::: Provided records :::

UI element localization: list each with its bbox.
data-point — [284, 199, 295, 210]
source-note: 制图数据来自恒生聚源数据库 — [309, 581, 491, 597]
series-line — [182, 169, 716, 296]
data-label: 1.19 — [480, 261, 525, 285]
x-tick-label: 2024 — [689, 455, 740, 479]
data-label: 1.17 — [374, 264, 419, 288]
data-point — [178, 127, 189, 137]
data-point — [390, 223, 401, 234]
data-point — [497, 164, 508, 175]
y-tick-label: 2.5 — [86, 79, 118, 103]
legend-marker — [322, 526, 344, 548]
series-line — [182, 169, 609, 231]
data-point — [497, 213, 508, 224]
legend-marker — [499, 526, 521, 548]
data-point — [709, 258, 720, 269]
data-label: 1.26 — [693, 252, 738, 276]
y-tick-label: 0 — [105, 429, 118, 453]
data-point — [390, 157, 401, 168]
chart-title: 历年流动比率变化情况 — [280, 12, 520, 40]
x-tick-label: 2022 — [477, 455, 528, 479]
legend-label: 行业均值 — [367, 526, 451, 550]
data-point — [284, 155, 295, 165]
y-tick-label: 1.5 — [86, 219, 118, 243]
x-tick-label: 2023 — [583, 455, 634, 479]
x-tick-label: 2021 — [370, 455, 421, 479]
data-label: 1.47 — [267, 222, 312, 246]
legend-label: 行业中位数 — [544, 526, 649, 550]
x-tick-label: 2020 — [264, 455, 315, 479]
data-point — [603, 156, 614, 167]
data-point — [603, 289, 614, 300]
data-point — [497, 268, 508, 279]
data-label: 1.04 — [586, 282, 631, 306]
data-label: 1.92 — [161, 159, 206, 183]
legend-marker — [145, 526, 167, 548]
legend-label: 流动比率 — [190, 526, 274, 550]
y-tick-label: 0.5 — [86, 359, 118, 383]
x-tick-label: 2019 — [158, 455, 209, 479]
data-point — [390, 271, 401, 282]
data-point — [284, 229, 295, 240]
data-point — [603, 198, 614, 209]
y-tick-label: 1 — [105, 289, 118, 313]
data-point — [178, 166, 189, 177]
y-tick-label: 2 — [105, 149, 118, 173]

:::

=== Task details ===
Swap "series-line" for "plot-line" in the items from the first one through the line with "data-label: 1.26 — [693, 252, 738, 276]", and give those lines again with nothing else changed.

=== Reply ===
UI element localization: list each with its bbox.
data-point — [284, 199, 295, 210]
source-note: 制图数据来自恒生聚源数据库 — [309, 581, 491, 597]
plot-line — [182, 169, 716, 296]
data-label: 1.19 — [480, 261, 525, 285]
x-tick-label: 2024 — [689, 455, 740, 479]
data-label: 1.17 — [374, 264, 419, 288]
data-point — [178, 127, 189, 137]
data-point — [390, 223, 401, 234]
data-point — [497, 164, 508, 175]
y-tick-label: 2.5 — [86, 79, 118, 103]
legend-marker — [322, 526, 344, 548]
plot-line — [182, 169, 609, 231]
data-point — [497, 213, 508, 224]
legend-marker — [499, 526, 521, 548]
data-point — [709, 258, 720, 269]
data-label: 1.26 — [693, 252, 738, 276]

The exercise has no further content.